GOAL:
Please give the listing, from its first line through the line that contains "history-button[interactable]: ⟲ История", as a JSON list of strings with one string per line and blank lines left out.
[Start of DATA SECTION]
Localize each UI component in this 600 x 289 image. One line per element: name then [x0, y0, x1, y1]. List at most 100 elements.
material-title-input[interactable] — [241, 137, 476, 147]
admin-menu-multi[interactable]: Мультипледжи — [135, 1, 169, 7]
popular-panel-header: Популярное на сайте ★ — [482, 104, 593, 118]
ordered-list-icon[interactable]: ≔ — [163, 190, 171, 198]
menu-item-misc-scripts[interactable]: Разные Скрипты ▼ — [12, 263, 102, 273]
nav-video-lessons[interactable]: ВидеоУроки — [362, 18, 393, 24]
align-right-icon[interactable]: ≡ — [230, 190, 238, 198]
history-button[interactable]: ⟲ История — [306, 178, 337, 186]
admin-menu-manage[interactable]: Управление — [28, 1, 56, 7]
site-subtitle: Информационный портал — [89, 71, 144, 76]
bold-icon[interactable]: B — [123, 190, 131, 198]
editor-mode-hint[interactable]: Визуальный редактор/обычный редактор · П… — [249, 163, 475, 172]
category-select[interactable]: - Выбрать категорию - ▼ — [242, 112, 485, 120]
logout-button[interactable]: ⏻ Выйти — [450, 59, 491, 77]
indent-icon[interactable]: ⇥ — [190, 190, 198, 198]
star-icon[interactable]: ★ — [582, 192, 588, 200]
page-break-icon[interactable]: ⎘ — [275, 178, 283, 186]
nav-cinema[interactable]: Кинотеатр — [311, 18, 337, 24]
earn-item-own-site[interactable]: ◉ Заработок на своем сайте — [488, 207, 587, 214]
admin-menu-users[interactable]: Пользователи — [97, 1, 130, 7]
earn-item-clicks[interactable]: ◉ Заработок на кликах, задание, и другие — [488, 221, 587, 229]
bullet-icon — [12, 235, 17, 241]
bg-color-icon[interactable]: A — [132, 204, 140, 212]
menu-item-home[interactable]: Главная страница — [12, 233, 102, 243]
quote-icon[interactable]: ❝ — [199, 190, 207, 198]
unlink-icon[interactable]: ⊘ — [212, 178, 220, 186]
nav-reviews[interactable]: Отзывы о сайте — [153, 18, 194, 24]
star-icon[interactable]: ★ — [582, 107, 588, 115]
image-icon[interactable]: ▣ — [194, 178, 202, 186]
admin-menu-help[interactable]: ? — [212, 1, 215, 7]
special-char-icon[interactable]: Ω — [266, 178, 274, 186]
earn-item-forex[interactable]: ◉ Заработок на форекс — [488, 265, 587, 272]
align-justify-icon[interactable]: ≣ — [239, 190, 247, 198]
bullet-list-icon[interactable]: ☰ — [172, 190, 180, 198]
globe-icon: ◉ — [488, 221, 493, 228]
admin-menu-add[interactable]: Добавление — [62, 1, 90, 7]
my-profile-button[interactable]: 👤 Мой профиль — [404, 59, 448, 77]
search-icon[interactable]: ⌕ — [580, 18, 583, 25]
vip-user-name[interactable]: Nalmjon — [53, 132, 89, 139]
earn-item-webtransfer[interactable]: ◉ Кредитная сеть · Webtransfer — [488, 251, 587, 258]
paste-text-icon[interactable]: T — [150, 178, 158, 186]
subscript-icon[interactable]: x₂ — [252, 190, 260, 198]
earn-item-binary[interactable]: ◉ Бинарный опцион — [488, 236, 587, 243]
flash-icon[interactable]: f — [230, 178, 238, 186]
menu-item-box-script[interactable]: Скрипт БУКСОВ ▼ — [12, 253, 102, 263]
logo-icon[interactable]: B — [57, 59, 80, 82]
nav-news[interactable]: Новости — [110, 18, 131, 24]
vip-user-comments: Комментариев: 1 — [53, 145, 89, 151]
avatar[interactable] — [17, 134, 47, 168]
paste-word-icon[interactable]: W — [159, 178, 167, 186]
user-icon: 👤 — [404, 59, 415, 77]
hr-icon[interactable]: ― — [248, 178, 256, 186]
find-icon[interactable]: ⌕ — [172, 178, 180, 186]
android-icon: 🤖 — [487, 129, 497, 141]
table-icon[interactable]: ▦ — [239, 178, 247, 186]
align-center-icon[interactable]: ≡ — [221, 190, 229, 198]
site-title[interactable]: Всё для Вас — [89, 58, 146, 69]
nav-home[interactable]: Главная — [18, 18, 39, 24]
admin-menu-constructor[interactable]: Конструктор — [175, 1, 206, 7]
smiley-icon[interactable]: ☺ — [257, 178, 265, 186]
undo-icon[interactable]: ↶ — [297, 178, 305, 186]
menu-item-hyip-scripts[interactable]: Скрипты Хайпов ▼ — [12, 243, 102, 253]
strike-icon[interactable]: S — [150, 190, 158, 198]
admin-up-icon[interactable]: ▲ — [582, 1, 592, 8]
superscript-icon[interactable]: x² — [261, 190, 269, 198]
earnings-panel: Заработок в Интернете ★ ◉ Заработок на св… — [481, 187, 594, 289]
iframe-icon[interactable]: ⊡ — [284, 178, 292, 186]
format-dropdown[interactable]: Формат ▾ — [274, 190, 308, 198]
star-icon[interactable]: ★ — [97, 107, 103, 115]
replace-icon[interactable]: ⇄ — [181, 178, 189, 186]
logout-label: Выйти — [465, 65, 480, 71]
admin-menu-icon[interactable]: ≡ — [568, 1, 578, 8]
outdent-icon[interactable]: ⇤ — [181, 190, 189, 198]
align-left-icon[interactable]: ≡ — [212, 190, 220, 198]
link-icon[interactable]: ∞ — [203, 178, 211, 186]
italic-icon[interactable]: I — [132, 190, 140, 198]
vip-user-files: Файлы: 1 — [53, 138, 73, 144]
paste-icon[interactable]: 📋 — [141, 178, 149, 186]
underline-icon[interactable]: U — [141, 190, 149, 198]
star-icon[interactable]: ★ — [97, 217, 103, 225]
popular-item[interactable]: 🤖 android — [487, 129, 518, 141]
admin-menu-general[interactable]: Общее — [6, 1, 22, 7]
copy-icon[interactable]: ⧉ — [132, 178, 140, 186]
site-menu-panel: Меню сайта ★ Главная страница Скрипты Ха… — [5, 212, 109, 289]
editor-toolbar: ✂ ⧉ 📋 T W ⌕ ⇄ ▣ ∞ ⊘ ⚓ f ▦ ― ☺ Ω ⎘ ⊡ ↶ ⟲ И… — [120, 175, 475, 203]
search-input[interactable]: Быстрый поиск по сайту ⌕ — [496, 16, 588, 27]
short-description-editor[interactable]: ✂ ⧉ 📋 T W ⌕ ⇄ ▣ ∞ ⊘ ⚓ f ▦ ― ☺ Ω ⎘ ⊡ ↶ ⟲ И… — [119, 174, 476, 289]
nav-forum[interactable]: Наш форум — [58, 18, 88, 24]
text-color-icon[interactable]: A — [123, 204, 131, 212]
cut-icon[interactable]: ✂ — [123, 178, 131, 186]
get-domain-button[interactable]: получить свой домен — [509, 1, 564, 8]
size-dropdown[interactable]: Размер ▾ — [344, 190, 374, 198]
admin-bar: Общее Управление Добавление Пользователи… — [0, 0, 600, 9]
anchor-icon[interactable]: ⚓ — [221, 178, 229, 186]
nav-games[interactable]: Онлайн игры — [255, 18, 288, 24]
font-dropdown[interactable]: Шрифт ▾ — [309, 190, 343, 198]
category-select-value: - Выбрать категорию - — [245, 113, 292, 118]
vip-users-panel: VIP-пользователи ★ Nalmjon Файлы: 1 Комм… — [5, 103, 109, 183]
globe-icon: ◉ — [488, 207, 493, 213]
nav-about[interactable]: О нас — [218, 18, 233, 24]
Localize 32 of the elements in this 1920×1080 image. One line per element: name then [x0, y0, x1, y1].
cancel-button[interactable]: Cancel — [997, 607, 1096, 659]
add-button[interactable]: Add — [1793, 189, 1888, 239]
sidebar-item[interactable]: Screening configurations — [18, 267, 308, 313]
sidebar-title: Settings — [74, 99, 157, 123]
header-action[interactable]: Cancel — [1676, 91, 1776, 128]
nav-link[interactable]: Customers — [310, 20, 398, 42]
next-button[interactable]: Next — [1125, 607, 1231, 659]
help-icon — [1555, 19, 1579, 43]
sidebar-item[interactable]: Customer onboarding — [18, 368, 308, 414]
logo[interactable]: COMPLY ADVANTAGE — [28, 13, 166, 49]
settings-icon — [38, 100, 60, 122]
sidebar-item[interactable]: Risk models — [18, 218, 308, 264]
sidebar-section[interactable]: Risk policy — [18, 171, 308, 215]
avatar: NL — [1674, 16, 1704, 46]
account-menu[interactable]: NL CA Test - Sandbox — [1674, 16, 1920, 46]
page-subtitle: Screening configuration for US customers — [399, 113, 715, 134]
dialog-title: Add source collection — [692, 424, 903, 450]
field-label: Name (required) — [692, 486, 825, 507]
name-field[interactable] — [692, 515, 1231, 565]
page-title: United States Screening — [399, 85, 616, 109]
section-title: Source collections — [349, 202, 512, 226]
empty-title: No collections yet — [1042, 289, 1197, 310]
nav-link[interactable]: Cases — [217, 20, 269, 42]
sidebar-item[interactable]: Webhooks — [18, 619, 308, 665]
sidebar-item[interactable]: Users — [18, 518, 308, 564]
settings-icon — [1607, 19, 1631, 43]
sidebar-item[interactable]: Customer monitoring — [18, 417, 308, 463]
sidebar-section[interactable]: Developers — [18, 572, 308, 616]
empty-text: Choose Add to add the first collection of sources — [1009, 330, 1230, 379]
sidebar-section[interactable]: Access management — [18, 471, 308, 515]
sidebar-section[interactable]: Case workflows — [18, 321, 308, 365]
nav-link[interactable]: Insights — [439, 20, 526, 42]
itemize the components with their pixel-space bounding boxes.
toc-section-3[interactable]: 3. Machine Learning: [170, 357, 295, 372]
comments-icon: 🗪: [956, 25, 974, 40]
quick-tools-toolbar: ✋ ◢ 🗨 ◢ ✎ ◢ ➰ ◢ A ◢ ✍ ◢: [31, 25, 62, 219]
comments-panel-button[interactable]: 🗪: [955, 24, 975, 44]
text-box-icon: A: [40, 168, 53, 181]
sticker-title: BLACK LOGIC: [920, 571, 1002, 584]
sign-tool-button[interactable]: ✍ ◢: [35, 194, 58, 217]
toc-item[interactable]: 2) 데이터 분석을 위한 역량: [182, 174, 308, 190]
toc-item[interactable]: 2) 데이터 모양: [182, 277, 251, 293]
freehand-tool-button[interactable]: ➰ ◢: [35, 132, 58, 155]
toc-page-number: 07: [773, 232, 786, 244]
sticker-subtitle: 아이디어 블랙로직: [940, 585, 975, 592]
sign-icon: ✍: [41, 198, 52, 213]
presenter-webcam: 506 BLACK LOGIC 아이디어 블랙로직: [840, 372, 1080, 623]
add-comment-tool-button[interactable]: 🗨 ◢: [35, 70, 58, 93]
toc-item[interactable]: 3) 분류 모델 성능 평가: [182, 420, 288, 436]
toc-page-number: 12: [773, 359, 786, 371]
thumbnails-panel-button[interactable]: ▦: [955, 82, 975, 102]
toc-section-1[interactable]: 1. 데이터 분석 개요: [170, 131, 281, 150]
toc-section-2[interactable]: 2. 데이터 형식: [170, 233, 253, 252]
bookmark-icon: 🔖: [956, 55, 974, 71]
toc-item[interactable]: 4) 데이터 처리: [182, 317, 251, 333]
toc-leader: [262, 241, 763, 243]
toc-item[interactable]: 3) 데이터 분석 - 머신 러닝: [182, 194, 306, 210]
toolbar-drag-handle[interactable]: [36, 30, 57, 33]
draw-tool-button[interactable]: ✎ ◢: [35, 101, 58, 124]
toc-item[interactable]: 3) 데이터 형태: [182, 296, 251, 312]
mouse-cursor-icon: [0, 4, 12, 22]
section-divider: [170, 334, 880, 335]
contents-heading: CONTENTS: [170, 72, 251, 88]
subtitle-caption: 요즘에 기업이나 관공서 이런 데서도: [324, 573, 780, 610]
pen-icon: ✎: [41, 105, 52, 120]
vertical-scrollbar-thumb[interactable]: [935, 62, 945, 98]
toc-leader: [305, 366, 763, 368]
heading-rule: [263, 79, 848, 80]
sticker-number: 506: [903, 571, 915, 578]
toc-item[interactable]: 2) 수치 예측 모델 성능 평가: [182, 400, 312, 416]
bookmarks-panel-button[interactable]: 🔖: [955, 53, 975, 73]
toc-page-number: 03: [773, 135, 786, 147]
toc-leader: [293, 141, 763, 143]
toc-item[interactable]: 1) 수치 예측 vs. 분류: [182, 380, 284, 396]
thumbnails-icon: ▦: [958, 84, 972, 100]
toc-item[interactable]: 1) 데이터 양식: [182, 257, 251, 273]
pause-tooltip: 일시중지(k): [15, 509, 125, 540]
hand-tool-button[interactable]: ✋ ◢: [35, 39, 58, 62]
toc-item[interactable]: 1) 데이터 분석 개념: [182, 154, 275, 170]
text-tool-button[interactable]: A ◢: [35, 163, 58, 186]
[End of DATA SECTION]
EXERCISE RESPONSE:
[
  "Localize each UI component in this 600 x 289 image. One line per element: name then [x0, y0, x1, y1]. List at most 100 elements.",
  "material-title-input[interactable] — [241, 137, 476, 147]",
  "admin-menu-multi[interactable]: Мультипледжи — [135, 1, 169, 7]",
  "popular-panel-header: Популярное на сайте ★ — [482, 104, 593, 118]",
  "ordered-list-icon[interactable]: ≔ — [163, 190, 171, 198]",
  "menu-item-misc-scripts[interactable]: Разные Скрипты ▼ — [12, 263, 102, 273]",
  "nav-video-lessons[interactable]: ВидеоУроки — [362, 18, 393, 24]",
  "align-right-icon[interactable]: ≡ — [230, 190, 238, 198]",
  "history-button[interactable]: ⟲ История — [306, 178, 337, 186]"
]